▶ **Short exercise**:
How many lines of these entries hold the string "Віталійович"? Reply with the number alone.

▶ **Records for this task**:
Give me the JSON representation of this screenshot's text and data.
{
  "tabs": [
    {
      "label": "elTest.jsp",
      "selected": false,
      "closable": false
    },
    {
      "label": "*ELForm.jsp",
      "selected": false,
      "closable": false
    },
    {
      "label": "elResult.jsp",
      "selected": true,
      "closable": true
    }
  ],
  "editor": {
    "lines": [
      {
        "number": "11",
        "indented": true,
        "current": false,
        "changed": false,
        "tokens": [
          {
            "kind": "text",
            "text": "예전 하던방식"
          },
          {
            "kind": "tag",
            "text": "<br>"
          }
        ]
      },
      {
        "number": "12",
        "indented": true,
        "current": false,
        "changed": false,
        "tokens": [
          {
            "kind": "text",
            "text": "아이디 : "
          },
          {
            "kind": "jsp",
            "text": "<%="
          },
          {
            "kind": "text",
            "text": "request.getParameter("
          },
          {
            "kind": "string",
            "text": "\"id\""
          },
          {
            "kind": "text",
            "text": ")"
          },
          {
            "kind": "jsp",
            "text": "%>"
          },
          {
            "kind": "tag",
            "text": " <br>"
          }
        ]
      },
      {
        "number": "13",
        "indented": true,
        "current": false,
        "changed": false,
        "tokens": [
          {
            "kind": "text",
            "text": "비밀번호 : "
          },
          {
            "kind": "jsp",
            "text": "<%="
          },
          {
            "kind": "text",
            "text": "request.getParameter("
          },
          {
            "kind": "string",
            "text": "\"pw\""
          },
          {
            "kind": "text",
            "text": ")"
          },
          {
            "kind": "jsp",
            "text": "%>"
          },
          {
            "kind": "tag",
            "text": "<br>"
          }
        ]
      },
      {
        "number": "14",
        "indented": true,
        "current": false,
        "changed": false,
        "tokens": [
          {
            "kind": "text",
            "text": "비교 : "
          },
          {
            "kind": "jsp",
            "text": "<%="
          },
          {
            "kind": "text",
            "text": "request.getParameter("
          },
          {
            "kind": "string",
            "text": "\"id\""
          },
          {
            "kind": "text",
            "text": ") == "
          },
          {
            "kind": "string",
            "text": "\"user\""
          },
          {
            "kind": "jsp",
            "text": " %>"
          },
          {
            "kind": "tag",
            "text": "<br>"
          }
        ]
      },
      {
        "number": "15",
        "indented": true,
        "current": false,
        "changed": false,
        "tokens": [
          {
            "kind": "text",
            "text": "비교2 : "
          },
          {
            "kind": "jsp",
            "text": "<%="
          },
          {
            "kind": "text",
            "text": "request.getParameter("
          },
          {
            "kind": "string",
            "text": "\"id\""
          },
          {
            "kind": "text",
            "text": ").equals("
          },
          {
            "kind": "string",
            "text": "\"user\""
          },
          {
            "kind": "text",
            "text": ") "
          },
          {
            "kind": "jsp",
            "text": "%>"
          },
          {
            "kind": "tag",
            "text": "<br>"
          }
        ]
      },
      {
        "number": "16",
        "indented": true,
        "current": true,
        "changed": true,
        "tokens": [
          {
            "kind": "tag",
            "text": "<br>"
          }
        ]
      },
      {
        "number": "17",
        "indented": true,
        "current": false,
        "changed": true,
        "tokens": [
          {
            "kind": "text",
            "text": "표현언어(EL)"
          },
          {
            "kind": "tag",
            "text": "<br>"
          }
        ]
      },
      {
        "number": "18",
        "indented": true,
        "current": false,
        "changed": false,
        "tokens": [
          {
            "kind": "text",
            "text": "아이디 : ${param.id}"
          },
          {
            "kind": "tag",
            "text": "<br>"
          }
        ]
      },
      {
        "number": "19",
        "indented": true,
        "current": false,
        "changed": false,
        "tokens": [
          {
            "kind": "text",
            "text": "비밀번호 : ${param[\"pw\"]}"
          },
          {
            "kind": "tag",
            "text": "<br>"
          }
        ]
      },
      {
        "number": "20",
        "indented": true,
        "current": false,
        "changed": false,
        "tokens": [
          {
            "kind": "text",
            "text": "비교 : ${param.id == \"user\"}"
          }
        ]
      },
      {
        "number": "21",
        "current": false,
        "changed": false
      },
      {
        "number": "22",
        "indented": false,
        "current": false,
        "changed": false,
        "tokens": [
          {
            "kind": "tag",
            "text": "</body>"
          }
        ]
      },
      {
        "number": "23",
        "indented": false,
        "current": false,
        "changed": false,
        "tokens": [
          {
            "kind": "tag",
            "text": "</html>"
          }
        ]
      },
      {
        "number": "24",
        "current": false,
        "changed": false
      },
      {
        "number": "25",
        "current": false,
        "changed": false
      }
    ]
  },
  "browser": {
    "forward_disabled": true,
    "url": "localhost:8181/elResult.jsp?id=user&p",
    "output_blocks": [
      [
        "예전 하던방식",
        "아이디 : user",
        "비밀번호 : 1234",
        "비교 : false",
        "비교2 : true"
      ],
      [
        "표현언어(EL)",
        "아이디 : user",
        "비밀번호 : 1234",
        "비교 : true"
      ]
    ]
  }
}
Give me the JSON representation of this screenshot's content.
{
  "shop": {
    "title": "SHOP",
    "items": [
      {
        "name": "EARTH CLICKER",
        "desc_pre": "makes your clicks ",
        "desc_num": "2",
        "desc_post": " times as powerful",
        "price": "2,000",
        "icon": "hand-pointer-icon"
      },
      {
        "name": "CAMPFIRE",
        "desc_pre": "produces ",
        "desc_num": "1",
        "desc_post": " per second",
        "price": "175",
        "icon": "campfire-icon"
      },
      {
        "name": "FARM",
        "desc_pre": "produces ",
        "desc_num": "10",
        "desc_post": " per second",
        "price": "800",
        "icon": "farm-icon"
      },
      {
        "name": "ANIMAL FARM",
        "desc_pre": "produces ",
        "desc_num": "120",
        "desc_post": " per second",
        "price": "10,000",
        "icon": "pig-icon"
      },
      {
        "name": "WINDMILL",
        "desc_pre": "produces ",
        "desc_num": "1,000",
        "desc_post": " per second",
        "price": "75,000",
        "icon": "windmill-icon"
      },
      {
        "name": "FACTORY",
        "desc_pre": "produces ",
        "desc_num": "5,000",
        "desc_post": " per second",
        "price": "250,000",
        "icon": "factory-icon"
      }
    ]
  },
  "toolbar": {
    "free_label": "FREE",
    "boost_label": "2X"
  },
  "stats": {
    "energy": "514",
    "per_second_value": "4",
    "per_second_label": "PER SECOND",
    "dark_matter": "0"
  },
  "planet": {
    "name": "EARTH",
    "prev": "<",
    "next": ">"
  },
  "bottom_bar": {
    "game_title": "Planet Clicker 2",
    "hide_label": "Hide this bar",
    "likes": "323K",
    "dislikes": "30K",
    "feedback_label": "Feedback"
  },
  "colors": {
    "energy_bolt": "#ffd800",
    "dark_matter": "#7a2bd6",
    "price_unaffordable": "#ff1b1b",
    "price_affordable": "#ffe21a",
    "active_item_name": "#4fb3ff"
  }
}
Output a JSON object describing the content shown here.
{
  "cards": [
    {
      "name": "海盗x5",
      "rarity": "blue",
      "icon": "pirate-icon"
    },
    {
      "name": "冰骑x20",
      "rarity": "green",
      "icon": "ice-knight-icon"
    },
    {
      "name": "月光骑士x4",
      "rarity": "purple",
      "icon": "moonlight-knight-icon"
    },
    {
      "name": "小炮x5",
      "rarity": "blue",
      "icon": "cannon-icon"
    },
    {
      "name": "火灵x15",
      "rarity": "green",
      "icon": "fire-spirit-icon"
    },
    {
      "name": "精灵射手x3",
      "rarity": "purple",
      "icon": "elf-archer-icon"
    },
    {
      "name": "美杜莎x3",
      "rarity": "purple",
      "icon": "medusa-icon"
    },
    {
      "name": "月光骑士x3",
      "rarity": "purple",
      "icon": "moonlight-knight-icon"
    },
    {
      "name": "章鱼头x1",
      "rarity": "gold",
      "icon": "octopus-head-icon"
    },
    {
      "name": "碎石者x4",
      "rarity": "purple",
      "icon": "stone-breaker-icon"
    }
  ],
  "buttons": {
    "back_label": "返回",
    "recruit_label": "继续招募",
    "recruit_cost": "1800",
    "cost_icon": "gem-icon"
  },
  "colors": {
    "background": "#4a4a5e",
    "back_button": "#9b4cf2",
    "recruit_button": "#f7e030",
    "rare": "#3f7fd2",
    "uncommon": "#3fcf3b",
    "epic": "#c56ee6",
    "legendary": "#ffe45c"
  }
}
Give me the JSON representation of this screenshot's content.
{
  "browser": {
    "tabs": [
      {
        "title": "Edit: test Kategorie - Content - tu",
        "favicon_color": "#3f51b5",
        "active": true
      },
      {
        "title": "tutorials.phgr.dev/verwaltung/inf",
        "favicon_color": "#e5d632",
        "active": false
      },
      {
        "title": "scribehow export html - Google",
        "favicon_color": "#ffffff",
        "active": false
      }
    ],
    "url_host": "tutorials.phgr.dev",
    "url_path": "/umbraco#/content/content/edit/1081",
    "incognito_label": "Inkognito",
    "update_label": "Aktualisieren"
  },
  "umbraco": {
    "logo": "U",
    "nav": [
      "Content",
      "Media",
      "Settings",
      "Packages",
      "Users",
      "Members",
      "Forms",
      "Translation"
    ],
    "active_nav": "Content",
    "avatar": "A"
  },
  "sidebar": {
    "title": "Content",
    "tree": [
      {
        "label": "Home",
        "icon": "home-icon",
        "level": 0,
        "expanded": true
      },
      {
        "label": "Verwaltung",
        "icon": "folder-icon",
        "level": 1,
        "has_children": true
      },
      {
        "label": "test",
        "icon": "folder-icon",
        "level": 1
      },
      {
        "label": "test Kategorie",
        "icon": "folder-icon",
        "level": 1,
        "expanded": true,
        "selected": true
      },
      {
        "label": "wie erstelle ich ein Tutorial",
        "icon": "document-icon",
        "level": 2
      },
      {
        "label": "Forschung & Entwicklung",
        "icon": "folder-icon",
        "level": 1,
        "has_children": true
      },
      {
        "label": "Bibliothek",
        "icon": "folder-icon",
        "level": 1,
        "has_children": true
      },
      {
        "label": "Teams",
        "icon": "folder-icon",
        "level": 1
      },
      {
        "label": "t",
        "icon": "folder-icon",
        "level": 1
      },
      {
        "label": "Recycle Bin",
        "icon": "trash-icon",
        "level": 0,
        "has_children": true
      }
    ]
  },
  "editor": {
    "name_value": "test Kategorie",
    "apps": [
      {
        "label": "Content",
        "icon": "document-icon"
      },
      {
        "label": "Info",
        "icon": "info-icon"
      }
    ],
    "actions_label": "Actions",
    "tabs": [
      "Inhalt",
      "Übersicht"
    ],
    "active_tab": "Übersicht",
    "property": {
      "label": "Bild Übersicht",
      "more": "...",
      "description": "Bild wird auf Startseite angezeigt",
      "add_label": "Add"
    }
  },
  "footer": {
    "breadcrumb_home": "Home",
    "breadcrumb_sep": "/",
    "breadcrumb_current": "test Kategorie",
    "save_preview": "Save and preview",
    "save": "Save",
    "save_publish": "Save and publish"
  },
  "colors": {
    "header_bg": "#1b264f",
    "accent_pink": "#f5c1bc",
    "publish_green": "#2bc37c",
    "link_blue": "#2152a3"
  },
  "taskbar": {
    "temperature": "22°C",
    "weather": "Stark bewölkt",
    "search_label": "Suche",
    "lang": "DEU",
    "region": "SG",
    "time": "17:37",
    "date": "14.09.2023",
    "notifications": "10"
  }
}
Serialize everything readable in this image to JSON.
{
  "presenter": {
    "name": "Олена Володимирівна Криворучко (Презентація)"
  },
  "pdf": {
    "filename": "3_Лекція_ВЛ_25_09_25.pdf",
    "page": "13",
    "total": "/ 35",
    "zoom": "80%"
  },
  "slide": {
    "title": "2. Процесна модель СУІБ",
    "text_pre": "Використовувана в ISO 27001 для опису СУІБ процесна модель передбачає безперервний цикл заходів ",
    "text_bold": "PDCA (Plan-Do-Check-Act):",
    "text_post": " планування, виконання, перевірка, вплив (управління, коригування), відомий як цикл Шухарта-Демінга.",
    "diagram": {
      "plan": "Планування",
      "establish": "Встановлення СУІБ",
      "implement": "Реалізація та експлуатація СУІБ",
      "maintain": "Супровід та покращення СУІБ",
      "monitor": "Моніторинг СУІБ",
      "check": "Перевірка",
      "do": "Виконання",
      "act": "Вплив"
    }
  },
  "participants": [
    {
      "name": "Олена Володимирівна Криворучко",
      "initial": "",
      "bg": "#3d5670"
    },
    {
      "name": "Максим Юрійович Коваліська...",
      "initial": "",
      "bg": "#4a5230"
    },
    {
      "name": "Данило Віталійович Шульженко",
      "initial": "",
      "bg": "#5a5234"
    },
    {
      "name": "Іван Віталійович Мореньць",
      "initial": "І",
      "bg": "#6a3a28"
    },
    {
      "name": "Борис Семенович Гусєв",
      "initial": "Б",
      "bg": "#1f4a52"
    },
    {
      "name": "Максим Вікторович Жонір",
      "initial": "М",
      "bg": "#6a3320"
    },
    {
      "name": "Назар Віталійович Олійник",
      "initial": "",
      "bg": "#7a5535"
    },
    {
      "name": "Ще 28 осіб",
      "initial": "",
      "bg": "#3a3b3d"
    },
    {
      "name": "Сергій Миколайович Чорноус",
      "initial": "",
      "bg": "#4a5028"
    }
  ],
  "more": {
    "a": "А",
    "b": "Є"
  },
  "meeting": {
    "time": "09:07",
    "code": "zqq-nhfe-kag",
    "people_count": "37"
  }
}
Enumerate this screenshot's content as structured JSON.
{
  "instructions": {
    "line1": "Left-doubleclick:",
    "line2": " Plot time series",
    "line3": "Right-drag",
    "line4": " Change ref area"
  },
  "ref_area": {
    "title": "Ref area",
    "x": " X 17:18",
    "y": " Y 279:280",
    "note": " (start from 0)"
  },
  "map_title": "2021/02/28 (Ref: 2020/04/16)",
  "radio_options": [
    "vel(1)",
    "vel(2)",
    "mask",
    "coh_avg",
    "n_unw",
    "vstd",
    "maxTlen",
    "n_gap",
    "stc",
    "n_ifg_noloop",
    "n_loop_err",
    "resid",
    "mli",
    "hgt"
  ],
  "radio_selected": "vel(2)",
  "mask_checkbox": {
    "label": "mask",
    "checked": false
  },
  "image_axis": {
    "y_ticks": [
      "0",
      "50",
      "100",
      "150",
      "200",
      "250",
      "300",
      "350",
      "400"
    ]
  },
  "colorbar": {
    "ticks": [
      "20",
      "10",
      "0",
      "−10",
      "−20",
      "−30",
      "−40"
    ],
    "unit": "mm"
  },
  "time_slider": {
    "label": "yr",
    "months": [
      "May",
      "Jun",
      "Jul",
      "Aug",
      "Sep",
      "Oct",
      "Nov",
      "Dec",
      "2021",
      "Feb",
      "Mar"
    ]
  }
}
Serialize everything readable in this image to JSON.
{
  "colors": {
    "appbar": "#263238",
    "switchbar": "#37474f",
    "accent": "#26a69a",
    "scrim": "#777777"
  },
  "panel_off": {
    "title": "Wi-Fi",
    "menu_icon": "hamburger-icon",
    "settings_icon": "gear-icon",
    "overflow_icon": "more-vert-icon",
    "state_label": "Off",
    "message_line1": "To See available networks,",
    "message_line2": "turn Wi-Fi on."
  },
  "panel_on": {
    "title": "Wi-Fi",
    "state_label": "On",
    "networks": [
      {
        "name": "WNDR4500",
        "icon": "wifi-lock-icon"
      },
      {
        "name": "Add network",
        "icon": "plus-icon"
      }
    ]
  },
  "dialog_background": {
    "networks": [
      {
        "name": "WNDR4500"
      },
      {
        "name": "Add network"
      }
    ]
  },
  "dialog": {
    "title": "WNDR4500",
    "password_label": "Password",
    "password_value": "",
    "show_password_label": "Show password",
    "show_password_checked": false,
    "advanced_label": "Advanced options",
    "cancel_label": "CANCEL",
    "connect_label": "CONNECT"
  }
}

▶ **Output of the task**:
3